The Morans try to stem the tide of materialism. They don’t make a big deal out of Santa. “We don’t stress too much about the commercial side of it,” Davy said. “It’s only this week [December 6] that we started putting up the Christmas stockings.”
The children decorate their own hand-made letters to Santa, write down what they would like and prop them up on a Christmas tree branch. “We don’t give them everything they ask for,” Maria said.
“They ask for what they need,” Davy said.
Some of the younger children still believe in Santa Claus. If he and his antlered friends do a tap dance on the roof, they don’t hear it, snuggled in their beds. The Morans leave out milk and cookies in the house and they don’t forget the livestock: Rudolph never turns his nose up at a few carrots on the ground. The next morning, the children find all that is left of the treats – a few crumbs – along with a letter from Santa, thanking them for the hospitality, but also telling them to behave, to share their things and do what their parents tell them.
Molly, their two-year-old mild-mannered Golden Retriever, gets a gift, too. “Molly is the cherry on the cake in our family,” Maria said.
They go to mass (en masse) on Christmas Eve.

> What you will do
• a. How would you sum up the passage about the Morans' Christmas in two sentences?
• b. Answer these questions from the passage about the Morans' Christmas:
(i) Where do the children prop up their letters to Santa?
(ii) What do the Morans leave on the ground for Rudolph?
(iii) What breed of dog is Molly?
• c. In the passage about the Morans' Christmas, what three things does Santa's letter tell the children to do?

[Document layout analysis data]
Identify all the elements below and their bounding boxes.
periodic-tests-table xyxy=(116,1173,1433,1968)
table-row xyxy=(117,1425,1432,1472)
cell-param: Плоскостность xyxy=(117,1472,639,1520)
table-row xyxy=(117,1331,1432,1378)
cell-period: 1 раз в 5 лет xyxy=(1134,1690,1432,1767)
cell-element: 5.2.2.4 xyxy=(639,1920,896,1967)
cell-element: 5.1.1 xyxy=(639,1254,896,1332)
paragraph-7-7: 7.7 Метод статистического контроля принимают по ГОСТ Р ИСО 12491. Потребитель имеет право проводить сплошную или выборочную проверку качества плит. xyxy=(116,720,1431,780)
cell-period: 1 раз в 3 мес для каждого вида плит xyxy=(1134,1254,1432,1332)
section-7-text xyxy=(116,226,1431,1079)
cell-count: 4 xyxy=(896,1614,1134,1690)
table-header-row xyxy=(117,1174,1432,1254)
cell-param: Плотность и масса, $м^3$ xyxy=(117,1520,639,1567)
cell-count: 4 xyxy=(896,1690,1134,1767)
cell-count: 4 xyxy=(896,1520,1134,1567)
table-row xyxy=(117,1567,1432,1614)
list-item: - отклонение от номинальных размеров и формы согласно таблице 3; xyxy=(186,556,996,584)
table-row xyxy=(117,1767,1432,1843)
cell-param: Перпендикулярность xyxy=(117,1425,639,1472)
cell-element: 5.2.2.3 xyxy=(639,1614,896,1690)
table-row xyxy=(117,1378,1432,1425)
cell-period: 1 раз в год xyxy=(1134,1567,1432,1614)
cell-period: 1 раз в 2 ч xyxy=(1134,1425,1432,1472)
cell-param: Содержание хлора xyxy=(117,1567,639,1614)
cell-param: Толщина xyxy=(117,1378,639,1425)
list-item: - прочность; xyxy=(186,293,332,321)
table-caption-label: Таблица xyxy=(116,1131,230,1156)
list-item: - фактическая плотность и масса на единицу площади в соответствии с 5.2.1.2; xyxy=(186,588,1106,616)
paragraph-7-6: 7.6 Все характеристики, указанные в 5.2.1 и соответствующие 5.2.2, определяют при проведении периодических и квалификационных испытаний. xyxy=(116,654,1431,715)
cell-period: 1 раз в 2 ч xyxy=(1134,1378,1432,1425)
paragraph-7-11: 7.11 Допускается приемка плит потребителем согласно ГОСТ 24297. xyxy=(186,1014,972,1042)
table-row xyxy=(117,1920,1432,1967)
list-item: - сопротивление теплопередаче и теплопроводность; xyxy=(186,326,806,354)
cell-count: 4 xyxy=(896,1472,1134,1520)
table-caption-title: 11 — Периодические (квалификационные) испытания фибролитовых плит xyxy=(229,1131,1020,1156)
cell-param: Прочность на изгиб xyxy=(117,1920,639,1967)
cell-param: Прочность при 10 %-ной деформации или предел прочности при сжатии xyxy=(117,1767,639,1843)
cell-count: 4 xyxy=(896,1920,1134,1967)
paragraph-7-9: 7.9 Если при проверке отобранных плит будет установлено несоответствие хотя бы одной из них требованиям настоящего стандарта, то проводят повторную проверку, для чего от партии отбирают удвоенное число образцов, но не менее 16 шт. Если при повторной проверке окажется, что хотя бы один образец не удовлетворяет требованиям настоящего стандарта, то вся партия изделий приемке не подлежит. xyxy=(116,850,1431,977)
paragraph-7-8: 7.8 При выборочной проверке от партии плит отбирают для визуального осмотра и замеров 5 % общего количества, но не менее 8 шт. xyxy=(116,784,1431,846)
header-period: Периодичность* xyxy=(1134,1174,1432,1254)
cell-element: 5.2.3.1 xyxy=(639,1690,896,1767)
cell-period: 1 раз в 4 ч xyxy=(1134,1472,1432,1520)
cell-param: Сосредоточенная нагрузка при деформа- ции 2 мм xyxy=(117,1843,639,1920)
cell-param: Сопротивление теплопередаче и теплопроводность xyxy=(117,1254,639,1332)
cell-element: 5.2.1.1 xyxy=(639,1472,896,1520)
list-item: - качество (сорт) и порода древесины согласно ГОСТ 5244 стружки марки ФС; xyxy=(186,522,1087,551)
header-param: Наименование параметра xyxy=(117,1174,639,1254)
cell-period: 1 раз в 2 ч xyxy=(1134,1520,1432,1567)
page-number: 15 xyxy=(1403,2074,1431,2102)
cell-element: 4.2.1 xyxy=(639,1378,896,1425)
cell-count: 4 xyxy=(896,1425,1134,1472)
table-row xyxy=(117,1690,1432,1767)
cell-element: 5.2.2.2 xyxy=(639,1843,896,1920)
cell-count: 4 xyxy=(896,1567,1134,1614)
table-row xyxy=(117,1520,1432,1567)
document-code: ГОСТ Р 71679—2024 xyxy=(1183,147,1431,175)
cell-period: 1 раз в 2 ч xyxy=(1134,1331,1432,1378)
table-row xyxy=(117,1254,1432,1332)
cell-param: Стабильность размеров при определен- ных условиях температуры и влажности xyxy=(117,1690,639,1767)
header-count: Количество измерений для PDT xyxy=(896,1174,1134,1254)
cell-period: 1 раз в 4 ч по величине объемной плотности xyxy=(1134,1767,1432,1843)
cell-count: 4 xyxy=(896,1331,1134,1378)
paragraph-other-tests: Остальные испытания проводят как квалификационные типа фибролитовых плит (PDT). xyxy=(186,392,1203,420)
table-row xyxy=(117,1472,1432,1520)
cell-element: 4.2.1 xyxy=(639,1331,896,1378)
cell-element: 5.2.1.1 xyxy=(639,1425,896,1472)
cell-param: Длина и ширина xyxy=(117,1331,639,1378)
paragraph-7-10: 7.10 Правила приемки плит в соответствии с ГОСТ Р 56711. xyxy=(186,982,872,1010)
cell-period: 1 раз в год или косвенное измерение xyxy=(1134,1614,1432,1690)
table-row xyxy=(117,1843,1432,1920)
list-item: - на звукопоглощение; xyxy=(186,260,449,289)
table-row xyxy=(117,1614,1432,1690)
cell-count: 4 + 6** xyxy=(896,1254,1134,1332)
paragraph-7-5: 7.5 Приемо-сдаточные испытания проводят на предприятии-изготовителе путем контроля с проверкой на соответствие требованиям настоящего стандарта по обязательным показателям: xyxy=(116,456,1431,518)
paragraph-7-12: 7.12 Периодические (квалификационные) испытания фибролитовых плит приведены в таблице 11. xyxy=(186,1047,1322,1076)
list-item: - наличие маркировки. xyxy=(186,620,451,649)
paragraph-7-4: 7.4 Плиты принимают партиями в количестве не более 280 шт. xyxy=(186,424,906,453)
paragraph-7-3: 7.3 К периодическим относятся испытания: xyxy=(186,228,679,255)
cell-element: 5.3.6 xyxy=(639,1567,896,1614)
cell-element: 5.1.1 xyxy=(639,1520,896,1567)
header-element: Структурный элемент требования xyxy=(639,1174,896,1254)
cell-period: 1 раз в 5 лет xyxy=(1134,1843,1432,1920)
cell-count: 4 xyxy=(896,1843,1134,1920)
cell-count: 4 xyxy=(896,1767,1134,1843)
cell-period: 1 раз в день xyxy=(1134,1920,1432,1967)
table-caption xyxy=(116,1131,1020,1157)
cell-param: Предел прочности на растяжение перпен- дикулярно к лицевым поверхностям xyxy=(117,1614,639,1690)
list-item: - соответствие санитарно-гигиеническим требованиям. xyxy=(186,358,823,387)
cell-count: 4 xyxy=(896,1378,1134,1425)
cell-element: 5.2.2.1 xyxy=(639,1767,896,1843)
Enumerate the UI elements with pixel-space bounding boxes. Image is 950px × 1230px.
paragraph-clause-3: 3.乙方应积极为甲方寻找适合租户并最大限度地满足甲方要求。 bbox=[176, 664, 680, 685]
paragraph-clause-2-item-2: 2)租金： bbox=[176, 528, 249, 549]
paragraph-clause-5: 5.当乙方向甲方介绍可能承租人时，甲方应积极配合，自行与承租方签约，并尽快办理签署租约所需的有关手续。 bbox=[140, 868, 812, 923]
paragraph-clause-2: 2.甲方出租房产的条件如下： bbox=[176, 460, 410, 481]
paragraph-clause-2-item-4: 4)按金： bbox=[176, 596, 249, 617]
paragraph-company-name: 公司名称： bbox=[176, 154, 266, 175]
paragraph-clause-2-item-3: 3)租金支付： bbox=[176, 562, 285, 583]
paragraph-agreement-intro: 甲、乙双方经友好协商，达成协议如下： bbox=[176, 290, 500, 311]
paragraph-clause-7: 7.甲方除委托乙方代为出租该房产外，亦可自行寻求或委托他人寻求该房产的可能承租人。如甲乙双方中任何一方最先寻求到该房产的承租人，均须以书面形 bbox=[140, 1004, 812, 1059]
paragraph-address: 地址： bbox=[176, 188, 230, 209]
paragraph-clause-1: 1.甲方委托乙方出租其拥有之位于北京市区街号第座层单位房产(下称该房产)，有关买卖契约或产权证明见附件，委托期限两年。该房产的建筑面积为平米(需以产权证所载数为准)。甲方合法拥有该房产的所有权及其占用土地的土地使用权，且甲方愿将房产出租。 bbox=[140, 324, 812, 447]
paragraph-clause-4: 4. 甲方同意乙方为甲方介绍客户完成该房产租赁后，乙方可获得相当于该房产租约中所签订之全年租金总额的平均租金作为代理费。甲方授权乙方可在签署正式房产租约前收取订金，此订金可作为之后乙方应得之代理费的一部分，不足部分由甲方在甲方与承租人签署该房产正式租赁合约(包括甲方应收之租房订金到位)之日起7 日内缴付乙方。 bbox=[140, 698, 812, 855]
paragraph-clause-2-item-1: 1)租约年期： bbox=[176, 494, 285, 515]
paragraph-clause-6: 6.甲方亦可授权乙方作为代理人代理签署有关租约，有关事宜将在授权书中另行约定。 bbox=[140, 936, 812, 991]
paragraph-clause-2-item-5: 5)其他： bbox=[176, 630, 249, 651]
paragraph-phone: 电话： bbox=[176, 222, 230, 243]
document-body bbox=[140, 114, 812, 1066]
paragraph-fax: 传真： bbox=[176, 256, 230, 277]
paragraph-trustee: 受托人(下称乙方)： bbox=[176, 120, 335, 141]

> Answers for the exercise
• a. The Morans play down the commercial side of Christmas, and their children decorate hand-made letters to Santa asking for what they need rather than receiving everything they ask for. The family leaves milk, cookies and carrots out for Santa and Rudolph, the children find a letter from Santa the next morning, Molly the dog gets a gift, and everyone goes to mass on Christmas Eve.

• b.
(i) On a Christmas tree branch.
(ii) A few carrots.
(iii) A Golden Retriever.

• c.
Behave
Share their things
Do what their parents tell them